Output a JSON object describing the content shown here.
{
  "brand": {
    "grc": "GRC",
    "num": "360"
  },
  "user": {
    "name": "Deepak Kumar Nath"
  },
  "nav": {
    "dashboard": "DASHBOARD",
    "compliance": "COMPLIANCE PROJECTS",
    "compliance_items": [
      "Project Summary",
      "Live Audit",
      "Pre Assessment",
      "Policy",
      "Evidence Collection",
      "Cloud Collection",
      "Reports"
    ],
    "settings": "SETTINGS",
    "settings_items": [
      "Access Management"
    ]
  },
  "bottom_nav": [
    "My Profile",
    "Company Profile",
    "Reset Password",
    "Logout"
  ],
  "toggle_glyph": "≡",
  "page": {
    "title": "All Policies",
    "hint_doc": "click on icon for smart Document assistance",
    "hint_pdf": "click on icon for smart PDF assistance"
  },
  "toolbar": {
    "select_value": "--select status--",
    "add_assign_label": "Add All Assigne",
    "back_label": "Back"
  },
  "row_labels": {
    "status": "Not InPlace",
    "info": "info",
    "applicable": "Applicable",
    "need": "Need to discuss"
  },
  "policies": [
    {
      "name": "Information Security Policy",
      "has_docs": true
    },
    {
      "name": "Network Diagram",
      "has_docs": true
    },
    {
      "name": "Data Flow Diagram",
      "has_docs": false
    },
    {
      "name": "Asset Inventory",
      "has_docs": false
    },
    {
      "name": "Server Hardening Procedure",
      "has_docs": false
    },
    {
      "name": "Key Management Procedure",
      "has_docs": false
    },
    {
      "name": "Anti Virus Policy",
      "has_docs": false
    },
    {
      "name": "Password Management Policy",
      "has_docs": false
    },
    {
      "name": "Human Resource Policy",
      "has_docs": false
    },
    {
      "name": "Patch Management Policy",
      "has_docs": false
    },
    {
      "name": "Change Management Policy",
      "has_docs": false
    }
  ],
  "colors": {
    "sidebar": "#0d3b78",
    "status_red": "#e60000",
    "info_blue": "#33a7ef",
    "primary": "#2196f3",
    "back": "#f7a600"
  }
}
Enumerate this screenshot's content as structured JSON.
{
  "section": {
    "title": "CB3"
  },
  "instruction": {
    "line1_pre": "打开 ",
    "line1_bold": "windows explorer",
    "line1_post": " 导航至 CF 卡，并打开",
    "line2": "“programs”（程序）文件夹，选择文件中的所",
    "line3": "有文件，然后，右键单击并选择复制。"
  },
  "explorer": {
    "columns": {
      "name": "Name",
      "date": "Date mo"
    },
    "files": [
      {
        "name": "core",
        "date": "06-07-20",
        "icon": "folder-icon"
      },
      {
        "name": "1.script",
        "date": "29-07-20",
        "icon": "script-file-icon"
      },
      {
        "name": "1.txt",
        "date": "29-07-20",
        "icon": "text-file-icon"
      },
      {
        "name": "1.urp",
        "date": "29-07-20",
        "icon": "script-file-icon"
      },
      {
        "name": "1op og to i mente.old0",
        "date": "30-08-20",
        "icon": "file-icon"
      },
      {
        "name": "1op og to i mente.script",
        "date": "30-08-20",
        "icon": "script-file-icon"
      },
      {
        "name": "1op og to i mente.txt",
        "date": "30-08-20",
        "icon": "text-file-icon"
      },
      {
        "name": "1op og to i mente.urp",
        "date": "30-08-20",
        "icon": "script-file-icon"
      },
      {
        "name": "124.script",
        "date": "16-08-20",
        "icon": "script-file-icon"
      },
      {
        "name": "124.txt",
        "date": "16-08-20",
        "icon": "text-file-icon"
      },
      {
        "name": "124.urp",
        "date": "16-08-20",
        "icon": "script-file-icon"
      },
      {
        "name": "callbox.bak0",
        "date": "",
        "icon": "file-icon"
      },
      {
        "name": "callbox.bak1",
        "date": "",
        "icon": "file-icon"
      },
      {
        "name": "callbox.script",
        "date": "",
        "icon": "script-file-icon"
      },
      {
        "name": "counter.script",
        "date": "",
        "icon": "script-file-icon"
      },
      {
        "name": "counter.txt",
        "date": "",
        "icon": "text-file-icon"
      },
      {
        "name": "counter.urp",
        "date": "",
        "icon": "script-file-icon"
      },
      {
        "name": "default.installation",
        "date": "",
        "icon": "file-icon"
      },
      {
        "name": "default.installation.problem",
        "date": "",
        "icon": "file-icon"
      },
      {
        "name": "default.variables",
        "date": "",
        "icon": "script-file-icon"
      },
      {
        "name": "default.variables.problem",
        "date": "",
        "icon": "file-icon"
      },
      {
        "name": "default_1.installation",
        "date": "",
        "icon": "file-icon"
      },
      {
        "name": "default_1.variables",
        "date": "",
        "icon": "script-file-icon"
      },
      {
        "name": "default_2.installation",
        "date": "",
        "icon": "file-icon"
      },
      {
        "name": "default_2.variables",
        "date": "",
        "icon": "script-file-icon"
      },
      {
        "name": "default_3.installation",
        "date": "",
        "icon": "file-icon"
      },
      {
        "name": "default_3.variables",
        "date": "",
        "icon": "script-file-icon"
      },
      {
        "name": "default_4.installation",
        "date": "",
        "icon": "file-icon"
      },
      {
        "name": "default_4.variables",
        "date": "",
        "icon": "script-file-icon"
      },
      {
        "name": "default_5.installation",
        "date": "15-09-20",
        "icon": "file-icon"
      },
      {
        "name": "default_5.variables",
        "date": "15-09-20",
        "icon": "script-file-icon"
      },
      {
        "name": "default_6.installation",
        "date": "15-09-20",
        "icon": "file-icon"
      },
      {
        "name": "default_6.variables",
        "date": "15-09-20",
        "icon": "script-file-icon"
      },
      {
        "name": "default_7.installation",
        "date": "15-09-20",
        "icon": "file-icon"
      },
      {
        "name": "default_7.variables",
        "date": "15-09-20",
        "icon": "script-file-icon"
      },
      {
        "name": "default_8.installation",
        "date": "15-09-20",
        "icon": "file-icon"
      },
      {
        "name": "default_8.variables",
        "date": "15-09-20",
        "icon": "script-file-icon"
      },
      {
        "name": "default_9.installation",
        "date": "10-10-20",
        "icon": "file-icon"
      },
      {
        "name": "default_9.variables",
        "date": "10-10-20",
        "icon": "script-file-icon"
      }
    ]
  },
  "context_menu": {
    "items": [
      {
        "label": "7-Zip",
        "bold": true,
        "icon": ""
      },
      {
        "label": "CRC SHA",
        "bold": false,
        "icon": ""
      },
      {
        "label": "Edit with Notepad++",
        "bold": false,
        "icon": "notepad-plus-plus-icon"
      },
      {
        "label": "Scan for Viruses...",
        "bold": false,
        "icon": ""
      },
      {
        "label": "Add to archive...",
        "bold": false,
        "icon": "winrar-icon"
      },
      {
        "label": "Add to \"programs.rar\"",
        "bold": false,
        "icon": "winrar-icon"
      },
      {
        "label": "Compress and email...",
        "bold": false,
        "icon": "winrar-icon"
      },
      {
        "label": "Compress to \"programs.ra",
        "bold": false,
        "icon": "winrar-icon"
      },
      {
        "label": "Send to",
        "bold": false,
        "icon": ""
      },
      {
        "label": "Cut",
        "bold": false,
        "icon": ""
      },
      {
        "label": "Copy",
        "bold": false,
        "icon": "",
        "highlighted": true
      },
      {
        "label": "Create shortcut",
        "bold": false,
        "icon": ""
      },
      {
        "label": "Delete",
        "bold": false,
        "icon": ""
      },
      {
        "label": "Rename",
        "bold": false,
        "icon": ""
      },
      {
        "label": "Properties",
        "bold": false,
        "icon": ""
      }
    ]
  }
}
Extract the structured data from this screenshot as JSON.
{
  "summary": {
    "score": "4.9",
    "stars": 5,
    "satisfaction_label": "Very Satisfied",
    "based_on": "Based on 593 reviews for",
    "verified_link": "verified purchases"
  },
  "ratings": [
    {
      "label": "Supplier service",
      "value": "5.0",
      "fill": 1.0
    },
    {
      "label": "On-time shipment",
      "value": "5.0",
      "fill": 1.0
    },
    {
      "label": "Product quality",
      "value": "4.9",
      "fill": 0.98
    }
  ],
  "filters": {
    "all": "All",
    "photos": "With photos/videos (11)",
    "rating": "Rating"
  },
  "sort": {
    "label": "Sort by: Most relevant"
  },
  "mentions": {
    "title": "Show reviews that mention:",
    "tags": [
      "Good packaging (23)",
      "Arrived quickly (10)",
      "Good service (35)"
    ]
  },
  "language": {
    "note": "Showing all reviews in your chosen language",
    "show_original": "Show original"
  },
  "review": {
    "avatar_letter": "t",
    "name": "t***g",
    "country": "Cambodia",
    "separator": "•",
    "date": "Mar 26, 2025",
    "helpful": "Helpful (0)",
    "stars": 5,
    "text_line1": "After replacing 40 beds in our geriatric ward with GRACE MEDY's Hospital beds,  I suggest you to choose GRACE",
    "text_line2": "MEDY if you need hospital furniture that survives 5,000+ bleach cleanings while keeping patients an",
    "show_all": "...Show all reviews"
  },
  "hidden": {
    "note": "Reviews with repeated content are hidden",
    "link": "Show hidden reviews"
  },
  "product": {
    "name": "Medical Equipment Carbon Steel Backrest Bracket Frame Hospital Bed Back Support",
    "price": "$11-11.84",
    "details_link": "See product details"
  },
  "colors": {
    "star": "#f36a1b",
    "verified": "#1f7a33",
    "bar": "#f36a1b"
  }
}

---+---

Work request – When a line of the records above contains the string "that", count it once; then give the total and nothing else.

Response – 2